── Input rows

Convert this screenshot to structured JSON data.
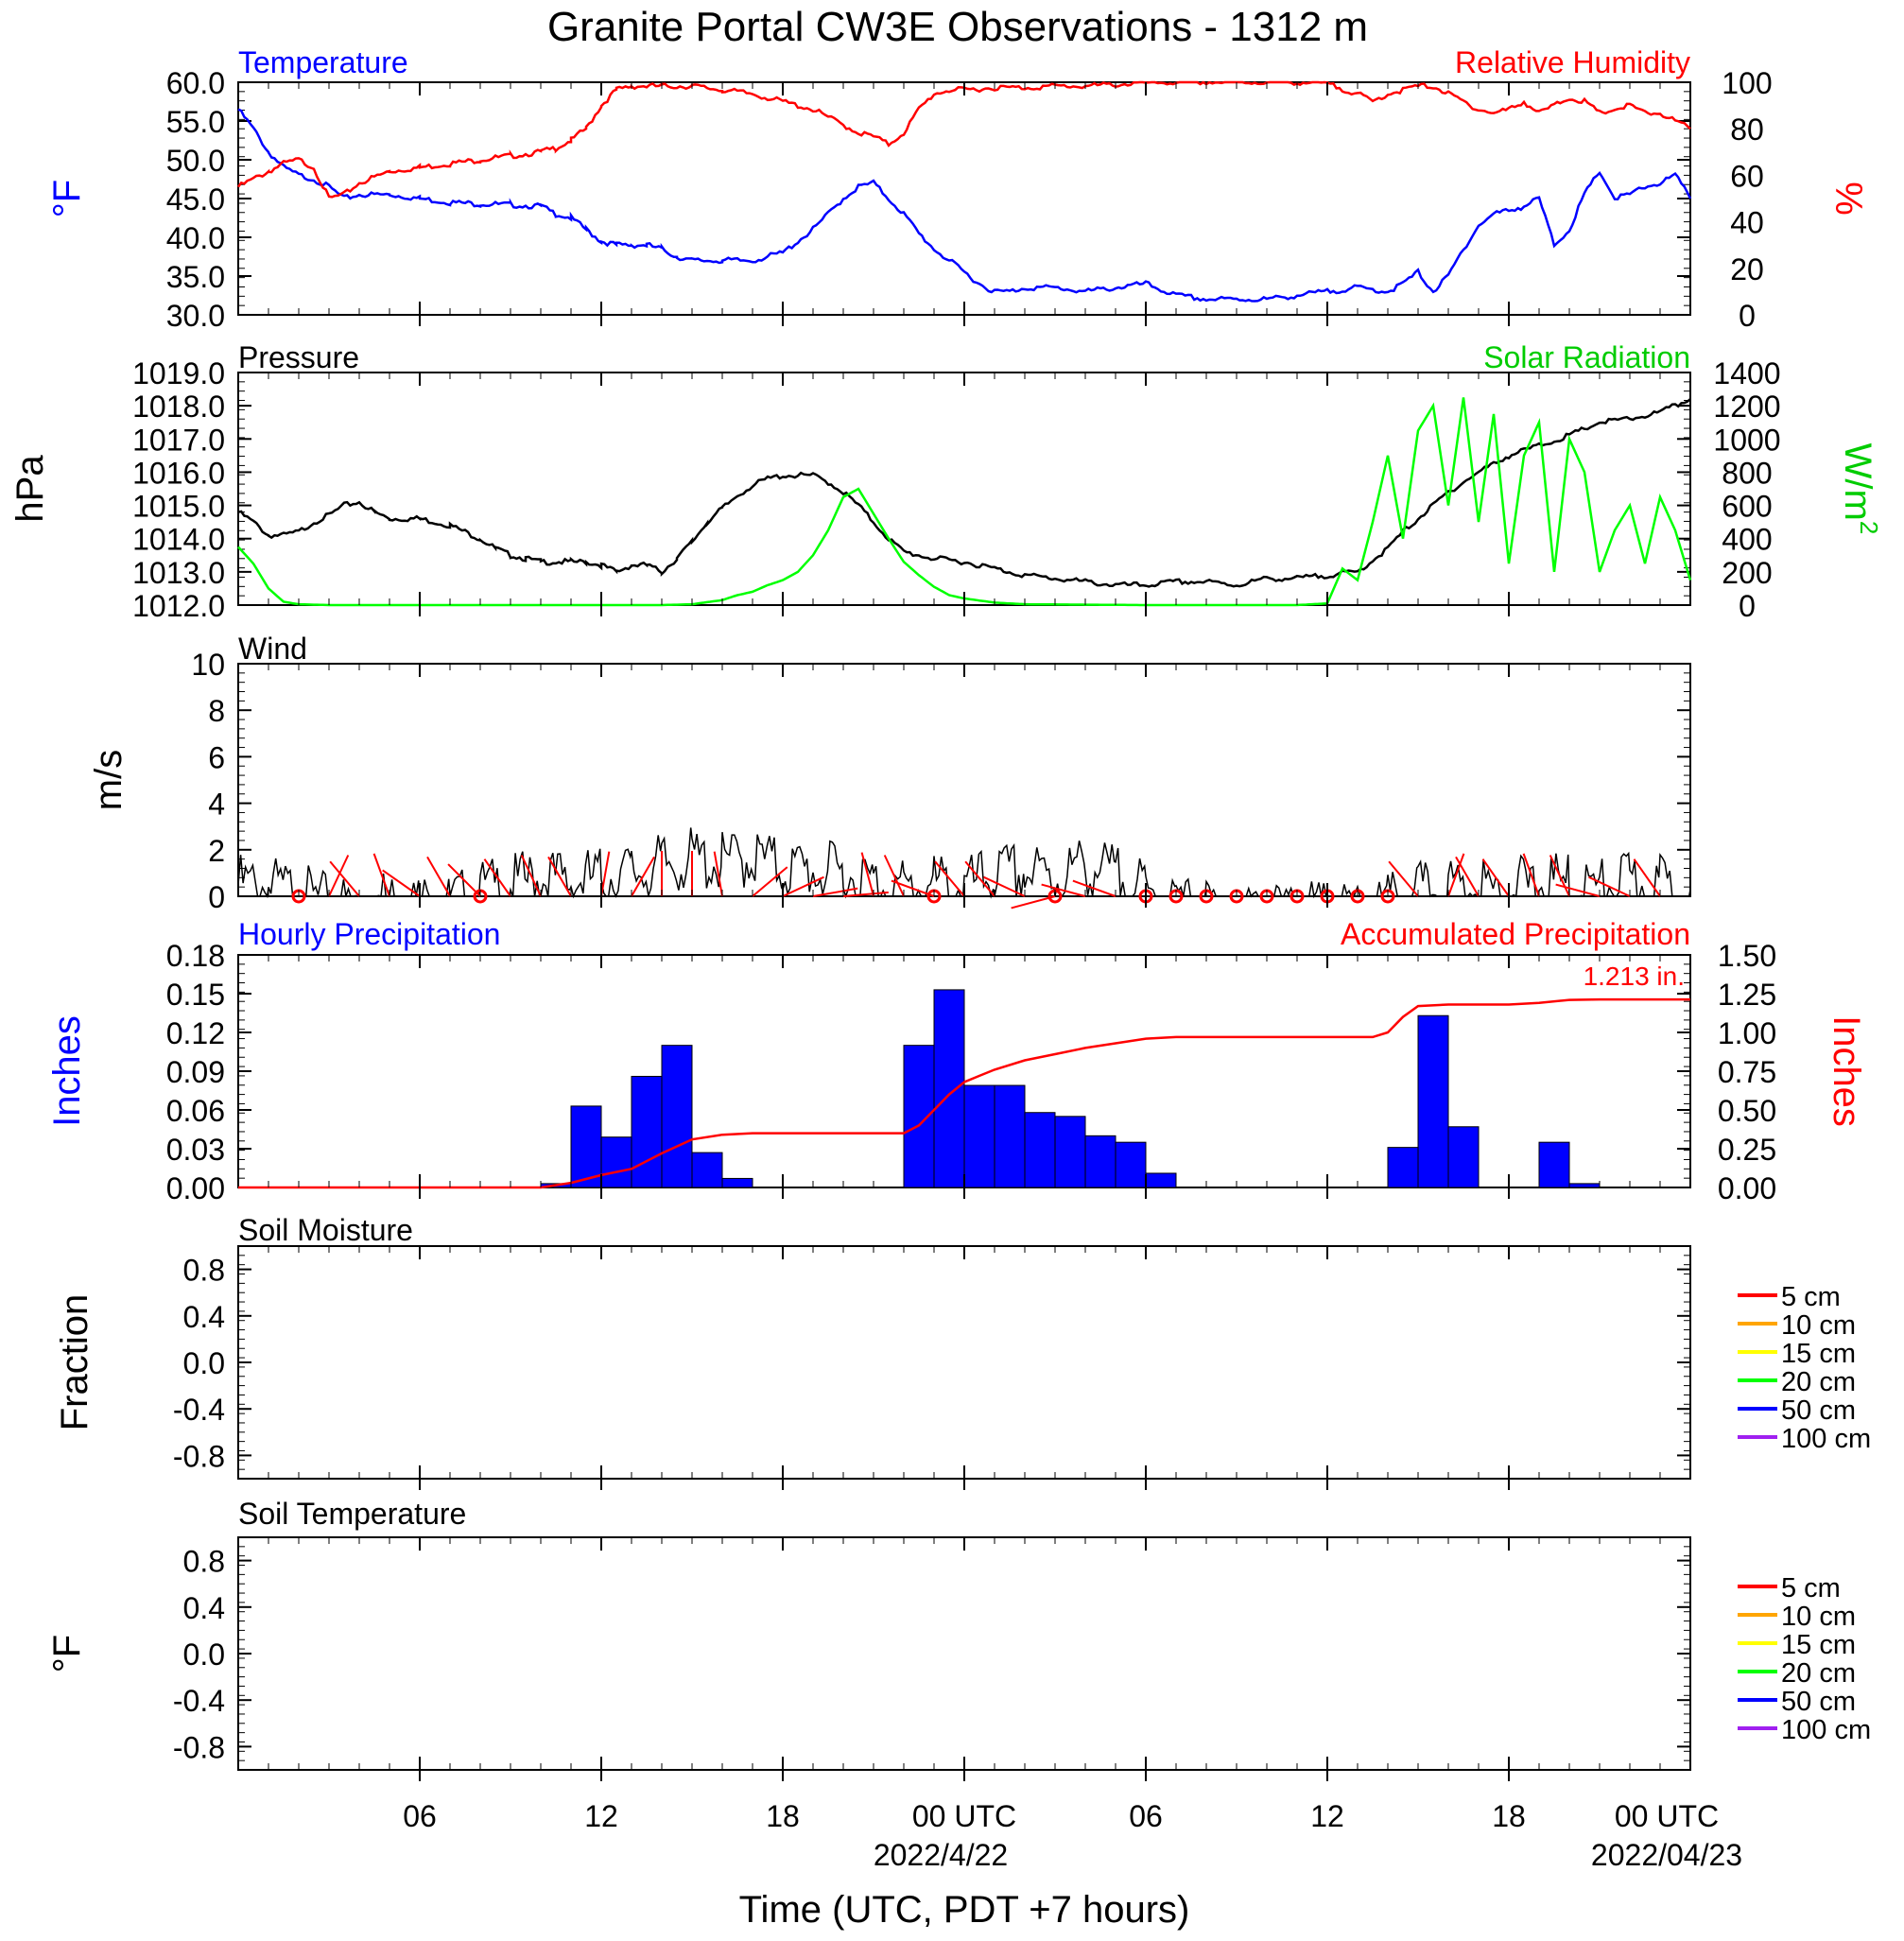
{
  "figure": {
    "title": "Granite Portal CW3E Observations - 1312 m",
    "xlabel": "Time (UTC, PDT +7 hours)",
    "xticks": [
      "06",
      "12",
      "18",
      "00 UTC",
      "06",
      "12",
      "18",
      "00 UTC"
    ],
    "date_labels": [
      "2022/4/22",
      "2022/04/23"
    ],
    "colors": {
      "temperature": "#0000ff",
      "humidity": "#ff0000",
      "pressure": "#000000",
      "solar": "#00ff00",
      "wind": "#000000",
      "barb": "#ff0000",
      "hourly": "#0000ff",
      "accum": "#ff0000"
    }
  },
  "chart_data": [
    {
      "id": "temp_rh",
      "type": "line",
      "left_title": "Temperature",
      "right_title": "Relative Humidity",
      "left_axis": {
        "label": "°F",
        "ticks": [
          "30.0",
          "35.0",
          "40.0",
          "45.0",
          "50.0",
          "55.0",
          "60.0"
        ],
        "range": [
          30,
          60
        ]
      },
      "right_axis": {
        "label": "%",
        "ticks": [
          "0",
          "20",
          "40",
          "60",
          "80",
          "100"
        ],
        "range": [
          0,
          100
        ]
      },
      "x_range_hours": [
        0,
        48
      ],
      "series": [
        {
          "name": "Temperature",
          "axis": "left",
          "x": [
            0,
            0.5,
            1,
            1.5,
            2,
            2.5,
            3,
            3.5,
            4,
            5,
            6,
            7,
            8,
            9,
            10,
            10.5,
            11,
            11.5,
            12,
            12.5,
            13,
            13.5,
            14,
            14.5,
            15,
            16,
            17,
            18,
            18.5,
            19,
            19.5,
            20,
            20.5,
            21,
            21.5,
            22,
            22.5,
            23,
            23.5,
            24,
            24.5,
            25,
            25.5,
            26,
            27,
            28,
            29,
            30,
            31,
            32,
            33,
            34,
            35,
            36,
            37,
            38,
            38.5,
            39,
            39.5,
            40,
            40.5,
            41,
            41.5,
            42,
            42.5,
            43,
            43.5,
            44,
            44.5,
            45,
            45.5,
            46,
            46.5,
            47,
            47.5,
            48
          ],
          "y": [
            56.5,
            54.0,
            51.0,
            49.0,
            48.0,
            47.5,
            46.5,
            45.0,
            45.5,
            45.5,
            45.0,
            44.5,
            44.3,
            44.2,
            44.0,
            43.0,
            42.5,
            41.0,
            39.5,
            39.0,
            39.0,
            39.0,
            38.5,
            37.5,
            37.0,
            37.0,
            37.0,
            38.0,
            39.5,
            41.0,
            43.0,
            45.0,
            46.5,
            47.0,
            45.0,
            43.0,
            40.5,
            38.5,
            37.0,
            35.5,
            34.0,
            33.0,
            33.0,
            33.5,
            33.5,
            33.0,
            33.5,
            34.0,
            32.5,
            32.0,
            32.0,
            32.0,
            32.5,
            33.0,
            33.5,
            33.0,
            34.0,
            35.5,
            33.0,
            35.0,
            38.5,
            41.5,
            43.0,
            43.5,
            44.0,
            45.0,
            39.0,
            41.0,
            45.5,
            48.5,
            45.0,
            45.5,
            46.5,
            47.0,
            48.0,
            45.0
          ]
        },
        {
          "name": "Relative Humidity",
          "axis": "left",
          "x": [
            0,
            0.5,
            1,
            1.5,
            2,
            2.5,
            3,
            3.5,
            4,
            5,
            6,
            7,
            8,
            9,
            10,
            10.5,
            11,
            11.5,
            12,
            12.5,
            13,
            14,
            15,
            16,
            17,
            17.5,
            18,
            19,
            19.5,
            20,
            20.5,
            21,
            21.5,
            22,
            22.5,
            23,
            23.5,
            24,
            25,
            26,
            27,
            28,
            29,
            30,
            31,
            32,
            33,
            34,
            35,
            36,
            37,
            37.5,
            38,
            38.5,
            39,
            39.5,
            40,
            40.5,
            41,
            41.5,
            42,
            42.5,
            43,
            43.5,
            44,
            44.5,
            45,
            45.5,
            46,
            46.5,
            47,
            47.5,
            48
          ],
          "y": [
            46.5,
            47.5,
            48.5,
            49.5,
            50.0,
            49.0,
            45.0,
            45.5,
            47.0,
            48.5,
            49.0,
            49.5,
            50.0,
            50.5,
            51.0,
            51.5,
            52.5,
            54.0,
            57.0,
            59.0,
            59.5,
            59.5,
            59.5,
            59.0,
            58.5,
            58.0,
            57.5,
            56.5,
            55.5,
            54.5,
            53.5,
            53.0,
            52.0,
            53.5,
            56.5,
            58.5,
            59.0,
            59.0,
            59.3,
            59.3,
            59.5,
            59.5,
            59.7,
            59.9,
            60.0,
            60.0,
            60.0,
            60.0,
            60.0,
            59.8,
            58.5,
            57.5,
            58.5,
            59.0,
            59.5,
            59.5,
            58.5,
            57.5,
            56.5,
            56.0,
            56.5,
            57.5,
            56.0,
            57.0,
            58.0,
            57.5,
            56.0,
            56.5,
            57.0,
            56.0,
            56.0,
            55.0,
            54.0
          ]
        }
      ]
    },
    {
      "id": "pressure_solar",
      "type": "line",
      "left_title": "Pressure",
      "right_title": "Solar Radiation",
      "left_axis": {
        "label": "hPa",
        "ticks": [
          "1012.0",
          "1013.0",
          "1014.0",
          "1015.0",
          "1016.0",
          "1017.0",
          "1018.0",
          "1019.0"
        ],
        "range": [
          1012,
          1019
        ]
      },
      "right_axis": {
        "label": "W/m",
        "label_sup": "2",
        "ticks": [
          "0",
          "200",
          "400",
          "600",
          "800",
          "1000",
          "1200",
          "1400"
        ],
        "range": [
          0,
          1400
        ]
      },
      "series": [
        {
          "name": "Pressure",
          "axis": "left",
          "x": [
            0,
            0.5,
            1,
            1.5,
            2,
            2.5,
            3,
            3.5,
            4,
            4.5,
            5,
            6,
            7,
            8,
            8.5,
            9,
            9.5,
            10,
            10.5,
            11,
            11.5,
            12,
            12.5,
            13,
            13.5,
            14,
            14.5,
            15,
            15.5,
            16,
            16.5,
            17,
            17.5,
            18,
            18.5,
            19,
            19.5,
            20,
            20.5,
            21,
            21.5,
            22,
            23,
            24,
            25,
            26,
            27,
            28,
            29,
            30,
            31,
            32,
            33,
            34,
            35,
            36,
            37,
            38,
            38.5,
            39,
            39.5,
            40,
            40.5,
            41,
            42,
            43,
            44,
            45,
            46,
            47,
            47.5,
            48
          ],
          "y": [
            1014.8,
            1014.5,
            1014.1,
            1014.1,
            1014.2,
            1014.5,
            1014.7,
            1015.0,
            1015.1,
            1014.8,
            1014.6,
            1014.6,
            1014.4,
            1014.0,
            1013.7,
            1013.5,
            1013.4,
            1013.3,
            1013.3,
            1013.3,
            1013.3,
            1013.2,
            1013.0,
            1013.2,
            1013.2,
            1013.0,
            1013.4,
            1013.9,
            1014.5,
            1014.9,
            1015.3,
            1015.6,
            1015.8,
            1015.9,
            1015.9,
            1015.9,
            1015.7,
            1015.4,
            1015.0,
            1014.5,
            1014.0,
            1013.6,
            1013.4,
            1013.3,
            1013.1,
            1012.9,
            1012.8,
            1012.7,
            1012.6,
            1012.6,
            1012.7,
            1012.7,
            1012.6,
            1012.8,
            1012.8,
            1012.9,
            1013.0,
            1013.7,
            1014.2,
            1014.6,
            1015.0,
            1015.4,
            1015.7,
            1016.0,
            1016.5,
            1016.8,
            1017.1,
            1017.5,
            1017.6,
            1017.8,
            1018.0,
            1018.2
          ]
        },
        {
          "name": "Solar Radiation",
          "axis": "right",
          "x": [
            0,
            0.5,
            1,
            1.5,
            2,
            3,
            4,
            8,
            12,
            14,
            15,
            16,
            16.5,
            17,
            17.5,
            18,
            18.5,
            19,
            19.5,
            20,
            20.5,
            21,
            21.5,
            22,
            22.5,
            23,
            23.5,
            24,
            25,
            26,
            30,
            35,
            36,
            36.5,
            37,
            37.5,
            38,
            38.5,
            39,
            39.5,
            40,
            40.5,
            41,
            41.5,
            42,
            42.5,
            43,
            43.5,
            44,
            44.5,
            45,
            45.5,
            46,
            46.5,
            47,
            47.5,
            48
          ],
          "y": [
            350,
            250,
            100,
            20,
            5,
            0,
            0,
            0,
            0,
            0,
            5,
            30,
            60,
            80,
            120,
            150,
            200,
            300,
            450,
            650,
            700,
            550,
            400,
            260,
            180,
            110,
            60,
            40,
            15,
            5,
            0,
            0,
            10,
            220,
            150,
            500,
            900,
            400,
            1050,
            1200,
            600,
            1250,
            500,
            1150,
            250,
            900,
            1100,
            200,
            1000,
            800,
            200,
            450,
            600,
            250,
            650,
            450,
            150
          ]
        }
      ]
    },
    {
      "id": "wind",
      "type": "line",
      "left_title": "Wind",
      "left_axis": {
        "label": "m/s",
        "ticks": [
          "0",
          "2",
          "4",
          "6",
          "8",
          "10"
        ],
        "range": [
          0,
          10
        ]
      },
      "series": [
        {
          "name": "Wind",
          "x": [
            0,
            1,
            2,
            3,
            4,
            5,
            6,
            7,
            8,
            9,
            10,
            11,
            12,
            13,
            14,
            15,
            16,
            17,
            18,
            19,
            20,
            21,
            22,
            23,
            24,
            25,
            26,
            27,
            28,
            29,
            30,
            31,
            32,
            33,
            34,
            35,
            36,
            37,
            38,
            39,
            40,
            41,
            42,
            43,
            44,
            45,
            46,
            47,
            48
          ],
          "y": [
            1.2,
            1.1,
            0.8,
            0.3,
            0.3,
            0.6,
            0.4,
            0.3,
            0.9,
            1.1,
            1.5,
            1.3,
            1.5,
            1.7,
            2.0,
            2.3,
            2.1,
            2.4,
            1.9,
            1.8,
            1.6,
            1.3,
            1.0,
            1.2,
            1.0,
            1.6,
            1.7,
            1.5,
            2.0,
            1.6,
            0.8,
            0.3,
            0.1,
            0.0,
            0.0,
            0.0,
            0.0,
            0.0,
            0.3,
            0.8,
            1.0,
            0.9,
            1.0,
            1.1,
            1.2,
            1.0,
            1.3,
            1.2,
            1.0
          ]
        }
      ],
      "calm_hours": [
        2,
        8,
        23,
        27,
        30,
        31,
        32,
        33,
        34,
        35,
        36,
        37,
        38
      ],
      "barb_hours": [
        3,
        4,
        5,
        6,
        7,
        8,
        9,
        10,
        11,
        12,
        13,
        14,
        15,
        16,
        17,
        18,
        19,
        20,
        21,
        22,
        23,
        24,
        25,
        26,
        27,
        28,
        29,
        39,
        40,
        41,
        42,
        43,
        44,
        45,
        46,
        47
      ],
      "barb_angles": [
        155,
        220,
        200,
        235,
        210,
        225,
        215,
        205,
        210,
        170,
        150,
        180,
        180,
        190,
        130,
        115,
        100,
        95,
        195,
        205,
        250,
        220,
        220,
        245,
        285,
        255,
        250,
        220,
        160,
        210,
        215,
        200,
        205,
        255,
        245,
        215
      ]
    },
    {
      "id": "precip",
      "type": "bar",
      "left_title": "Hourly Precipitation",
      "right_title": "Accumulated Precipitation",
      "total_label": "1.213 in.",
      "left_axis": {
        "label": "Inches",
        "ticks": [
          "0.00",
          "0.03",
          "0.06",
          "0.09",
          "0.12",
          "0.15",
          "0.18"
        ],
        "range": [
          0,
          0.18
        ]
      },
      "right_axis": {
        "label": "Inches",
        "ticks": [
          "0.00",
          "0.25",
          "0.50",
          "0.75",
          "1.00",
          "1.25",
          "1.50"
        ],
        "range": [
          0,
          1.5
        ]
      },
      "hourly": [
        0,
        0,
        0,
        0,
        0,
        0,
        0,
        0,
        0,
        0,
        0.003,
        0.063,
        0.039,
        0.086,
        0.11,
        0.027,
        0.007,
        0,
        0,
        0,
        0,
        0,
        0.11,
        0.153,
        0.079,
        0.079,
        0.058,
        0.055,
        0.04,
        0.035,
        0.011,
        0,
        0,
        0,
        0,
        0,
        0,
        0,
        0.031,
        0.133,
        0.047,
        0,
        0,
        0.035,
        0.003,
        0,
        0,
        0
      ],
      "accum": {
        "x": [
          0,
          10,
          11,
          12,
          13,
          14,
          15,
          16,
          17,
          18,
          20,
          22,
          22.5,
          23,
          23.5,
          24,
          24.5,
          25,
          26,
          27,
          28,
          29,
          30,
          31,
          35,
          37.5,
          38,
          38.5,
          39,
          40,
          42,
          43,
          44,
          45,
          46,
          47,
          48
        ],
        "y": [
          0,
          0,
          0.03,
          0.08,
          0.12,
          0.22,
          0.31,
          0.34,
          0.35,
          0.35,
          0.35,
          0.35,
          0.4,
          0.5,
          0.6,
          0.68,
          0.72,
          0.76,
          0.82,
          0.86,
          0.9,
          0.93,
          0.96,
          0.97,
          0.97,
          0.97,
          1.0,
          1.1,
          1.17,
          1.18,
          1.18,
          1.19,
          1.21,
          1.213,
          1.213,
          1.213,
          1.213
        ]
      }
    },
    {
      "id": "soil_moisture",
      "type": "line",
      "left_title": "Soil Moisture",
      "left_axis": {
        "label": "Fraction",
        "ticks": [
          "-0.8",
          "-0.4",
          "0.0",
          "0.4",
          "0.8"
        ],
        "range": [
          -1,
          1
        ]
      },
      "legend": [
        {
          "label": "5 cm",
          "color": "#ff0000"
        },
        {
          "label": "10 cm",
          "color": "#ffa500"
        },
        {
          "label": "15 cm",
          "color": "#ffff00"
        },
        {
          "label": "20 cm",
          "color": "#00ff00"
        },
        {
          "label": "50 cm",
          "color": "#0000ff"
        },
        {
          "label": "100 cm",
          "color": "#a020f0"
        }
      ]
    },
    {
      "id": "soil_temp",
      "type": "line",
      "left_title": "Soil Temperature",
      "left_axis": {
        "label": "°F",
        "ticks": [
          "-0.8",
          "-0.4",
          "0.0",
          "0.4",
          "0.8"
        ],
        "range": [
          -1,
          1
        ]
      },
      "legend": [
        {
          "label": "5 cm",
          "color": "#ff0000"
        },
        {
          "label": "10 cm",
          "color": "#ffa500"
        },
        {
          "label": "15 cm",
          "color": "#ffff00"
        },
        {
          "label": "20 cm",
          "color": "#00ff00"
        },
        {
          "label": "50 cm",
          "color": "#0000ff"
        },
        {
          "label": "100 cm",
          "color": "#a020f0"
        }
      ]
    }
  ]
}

────

# Objective:
Copy out all lines above that include the string "Relative".

# Result for this exercise:
      "right_title": "Relative Humidity",
          "name": "Relative Humidity",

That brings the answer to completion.